Exercise task:
Which lines in the records below contain the string "header"? Show every such line, and count a line only when its letter case matches.

Extracted records:
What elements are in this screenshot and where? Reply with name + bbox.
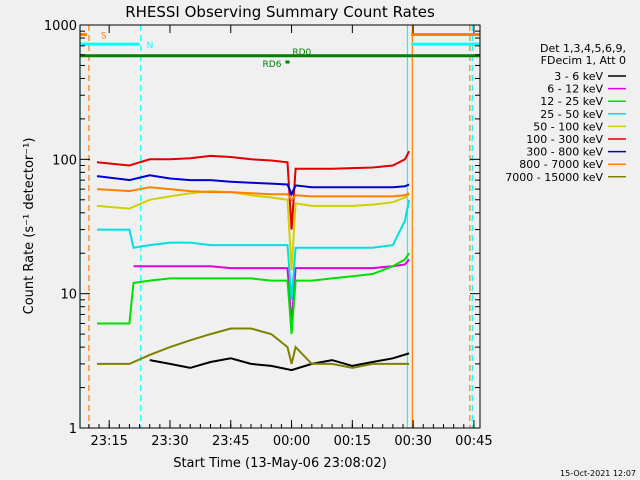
legend-label-7: 800 - 7000 keV	[519, 158, 603, 171]
y-tick-label-1: 10	[60, 288, 77, 303]
x-tick-label-1: 23:30	[151, 434, 188, 449]
x-tick-label-4: 00:15	[334, 434, 371, 449]
series-line-5	[96, 150, 410, 230]
legend-label-3: 25 - 50 keV	[540, 108, 603, 121]
y-tick-label-3: 1000	[44, 19, 77, 34]
legend-label-2: 12 - 25 keV	[540, 95, 603, 108]
flag-label-2: RD0	[292, 48, 311, 58]
x-tick-label-3: 00:00	[273, 434, 310, 449]
legend-label-4: 50 - 100 keV	[533, 120, 603, 133]
flag-label-0: S	[101, 31, 107, 41]
legend-label-8: 7000 - 15000 keV	[505, 171, 603, 184]
series-line-3	[97, 199, 411, 300]
legend: Det 1,3,4,5,6,9,FDecim 1, Att 0 3 - 6 keV…	[505, 42, 626, 184]
flag-label-3: RD6	[263, 60, 282, 70]
x-tick-label-0: 23:15	[90, 434, 127, 449]
plot-frame	[79, 24, 481, 429]
series-group	[96, 150, 411, 372]
legend-label-1: 6 - 12 keV	[547, 83, 603, 96]
x-axis-label: Start Time (13-May-06 23:08:02)	[173, 456, 387, 471]
series-line-8	[97, 327, 410, 369]
legend-label-6: 300 - 800 keV	[526, 146, 603, 159]
y-tick-label-0: 1	[69, 422, 77, 437]
series-line-7	[96, 186, 410, 202]
legend-header-0: Det 1,3,4,5,6,9,	[540, 42, 626, 55]
x-tick-label-5: 00:30	[394, 434, 431, 449]
vertical-markers	[79, 25, 473, 428]
series-line-6	[96, 174, 410, 197]
chart-title: RHESSI Observing Summary Count Rates	[125, 3, 435, 21]
x-tick-label-6: 00:45	[455, 434, 492, 449]
legend-label-5: 100 - 300 keV	[526, 133, 603, 146]
series-line-4	[96, 190, 410, 271]
legend-label-0: 3 - 6 keV	[554, 70, 603, 83]
flag-bars: S N RD0 RD6	[80, 31, 480, 70]
series-line-2	[97, 252, 410, 335]
x-axis: 23:15 23:30 23:45 00:00 00:15 00:30 00:45	[88, 25, 493, 449]
y-tick-label-2: 100	[52, 153, 77, 168]
y-axis-label: Count Rate (s⁻¹ detector⁻¹)	[22, 138, 37, 315]
legend-header-1: FDecim 1, Att 0	[541, 54, 626, 67]
flag-label-1: N	[147, 41, 154, 51]
x-tick-label-2: 23:45	[212, 434, 249, 449]
series-line-0	[149, 352, 410, 372]
y-axis: 1 10 100 1000	[44, 19, 480, 437]
footer-timestamp: 15-Oct-2021 12:07	[560, 469, 636, 478]
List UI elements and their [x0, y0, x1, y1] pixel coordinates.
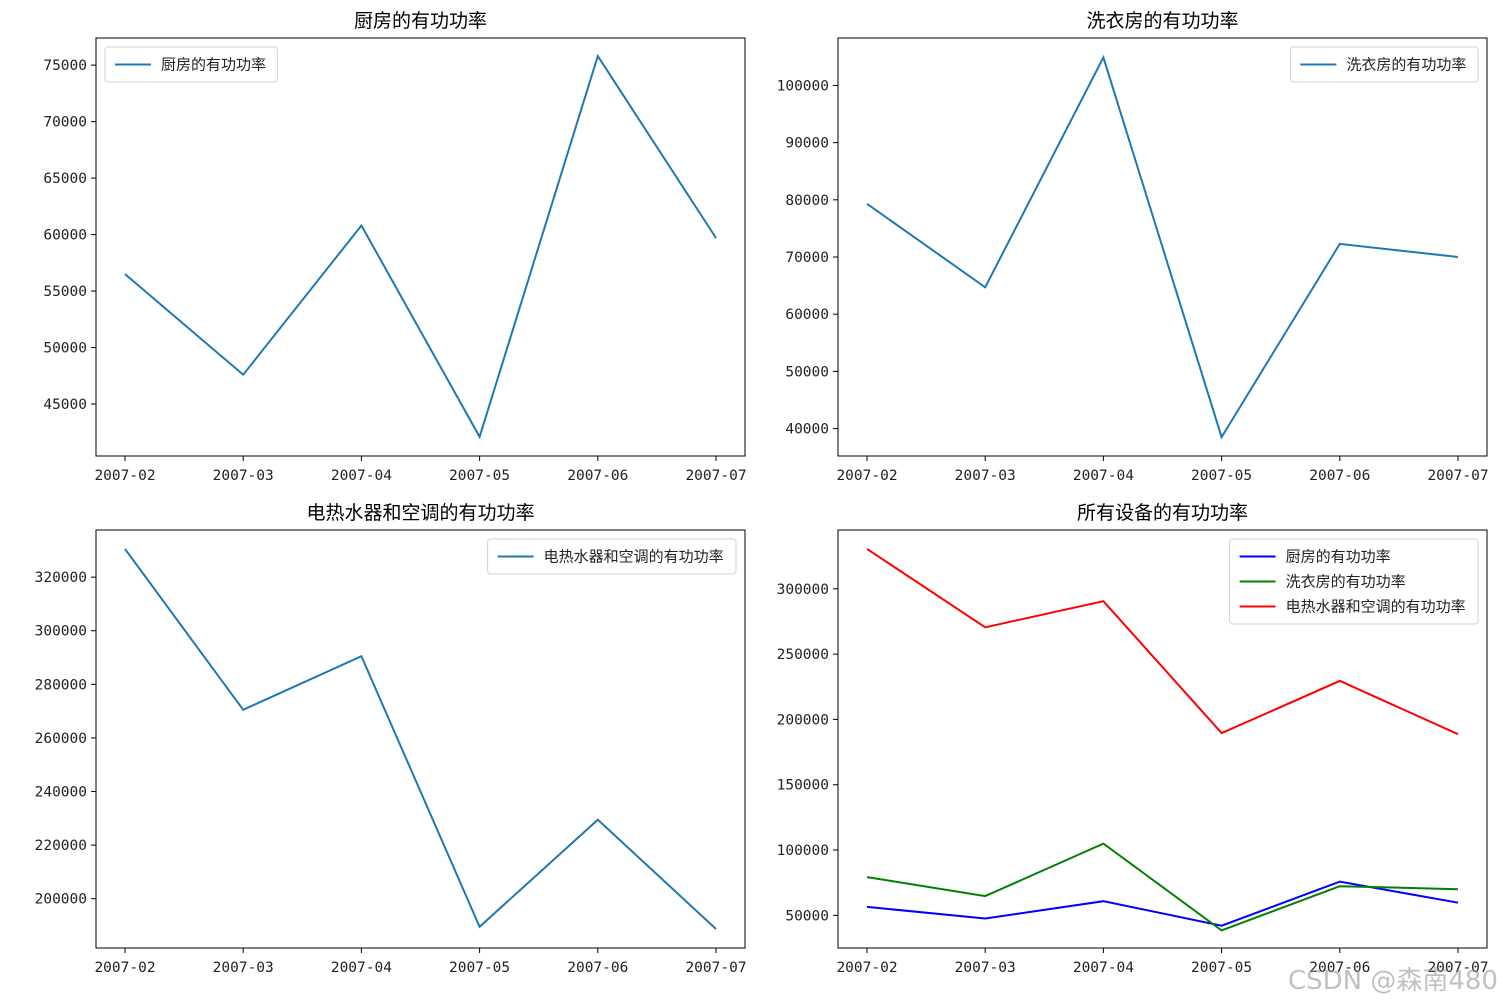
- legend-entry: 洗衣房的有功功率: [1346, 56, 1466, 74]
- y-tick-label: 40000: [785, 422, 829, 438]
- x-tick-label: 2007-04: [1073, 468, 1134, 484]
- x-tick-label: 2007-05: [1191, 468, 1252, 484]
- y-tick-label: 200000: [35, 892, 87, 908]
- legend-box: [104, 46, 278, 83]
- x-tick-label: 2007-05: [449, 960, 510, 976]
- legend: 电热水器和空调的有功功率: [487, 538, 737, 575]
- x-tick-label: 2007-06: [1309, 468, 1370, 484]
- series-line-1: [124, 53, 717, 440]
- y-tick-label: 240000: [35, 785, 87, 801]
- x-tick-label: 2007-07: [685, 468, 746, 484]
- x-tick-label: 2007-04: [331, 468, 392, 484]
- x-tick-label: 2007-04: [331, 960, 392, 976]
- watermark: CSDN @森南480: [1287, 966, 1498, 996]
- x-tick-label: 2007-03: [213, 960, 274, 976]
- y-tick-label: 50000: [43, 341, 87, 357]
- x-tick-label: 2007-05: [1191, 960, 1252, 976]
- axes-frame: [95, 37, 746, 457]
- x-tick-label: 2007-07: [1427, 468, 1488, 484]
- subplot-3: 电热水器和空调的有功功率 2007-02 2007-03 2007-04 2007-05…: [35, 502, 747, 976]
- y-tick-label: 50000: [785, 908, 829, 924]
- x-tick-label: 2007-02: [94, 468, 155, 484]
- y-tick-label: 45000: [43, 397, 87, 413]
- axes-frame: [95, 529, 746, 949]
- y-tick-label: 300000: [35, 624, 87, 640]
- y-tick-label: 70000: [785, 250, 829, 266]
- y-tick-label: 300000: [777, 582, 829, 598]
- y-tick-label: 100000: [777, 78, 829, 94]
- y-tick-label: 80000: [785, 193, 829, 209]
- y-tick-label: 200000: [777, 712, 829, 728]
- x-tick-label: 2007-05: [449, 468, 510, 484]
- x-tick-label: 2007-06: [567, 468, 628, 484]
- y-tick-label: 220000: [35, 838, 87, 854]
- x-tick-label: 2007-02: [836, 468, 897, 484]
- legend-entry: 电热水器和空调的有功功率: [544, 548, 724, 566]
- x-tick-label: 2007-03: [213, 468, 274, 484]
- legend-box: [487, 538, 737, 575]
- y-tick-label: 55000: [43, 284, 87, 300]
- y-tick-label: 260000: [35, 731, 87, 747]
- y-tick-label: 150000: [777, 778, 829, 794]
- legend: 厨房的有功功率: [104, 46, 278, 83]
- y-tick-label: 100000: [777, 843, 829, 859]
- x-tick-label: 2007-03: [955, 960, 1016, 976]
- x-tick-label: 2007-02: [94, 960, 155, 976]
- series-line-1: [866, 54, 1459, 440]
- subplot-2: 洗衣房的有功功率 2007-02 2007-03 2007-04 2007-05 2007…: [777, 10, 1489, 484]
- legend: 洗衣房的有功功率: [1289, 46, 1479, 83]
- legend-box: [1229, 538, 1479, 625]
- y-tick-label: 75000: [43, 58, 87, 74]
- y-tick-label: 250000: [777, 647, 829, 663]
- legend-box: [1289, 46, 1479, 83]
- axes-frame: [837, 529, 1488, 949]
- y-tick-label: 60000: [785, 307, 829, 323]
- x-tick-label: 2007-07: [685, 960, 746, 976]
- subplot-1: 厨房的有功功率 2007-02 2007-03 2007-04 2007-05 2007-…: [43, 10, 746, 484]
- legend-entry: 电热水器和空调的有功功率: [1286, 598, 1466, 616]
- x-tick-label: 2007-02: [836, 960, 897, 976]
- axes-frame: [837, 37, 1488, 457]
- x-tick-label: 2007-03: [955, 468, 1016, 484]
- legend-entry: 厨房的有功功率: [1286, 548, 1391, 566]
- y-tick-label: 70000: [43, 115, 87, 131]
- chart-title: 电热水器和空调的有功功率: [306, 502, 534, 524]
- series-line-2: [866, 842, 1459, 932]
- x-tick-label: 2007-06: [1309, 960, 1370, 976]
- series-line-3: [866, 548, 1459, 736]
- y-tick-label: 60000: [43, 228, 87, 244]
- subplot-4: 所有设备的有功功率 2007-02 2007-03 2007-04 2007-05 200…: [777, 502, 1489, 976]
- y-tick-label: 90000: [785, 136, 829, 152]
- y-tick-label: 65000: [43, 171, 87, 187]
- y-tick-label: 280000: [35, 677, 87, 693]
- legend-entry: 厨房的有功功率: [161, 56, 266, 74]
- x-tick-label: 2007-06: [567, 960, 628, 976]
- series-line-1: [124, 548, 717, 930]
- legend-entry: 洗衣房的有功功率: [1286, 573, 1406, 591]
- series-line-1: [866, 880, 1459, 927]
- chart-title: 洗衣房的有功功率: [1086, 10, 1238, 32]
- chart-title: 所有设备的有功功率: [1077, 502, 1248, 524]
- y-tick-label: 50000: [785, 364, 829, 380]
- y-tick-label: 320000: [35, 570, 87, 586]
- x-tick-label: 2007-04: [1073, 960, 1134, 976]
- x-tick-label: 2007-07: [1427, 960, 1488, 976]
- chart-title: 厨房的有功功率: [354, 10, 487, 32]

Written response:
legend-header-0: Det 1,3,4,5,6,9,	[540, 42, 626, 55]
legend-header-1: FDecim 1, Att 0	[541, 54, 626, 67]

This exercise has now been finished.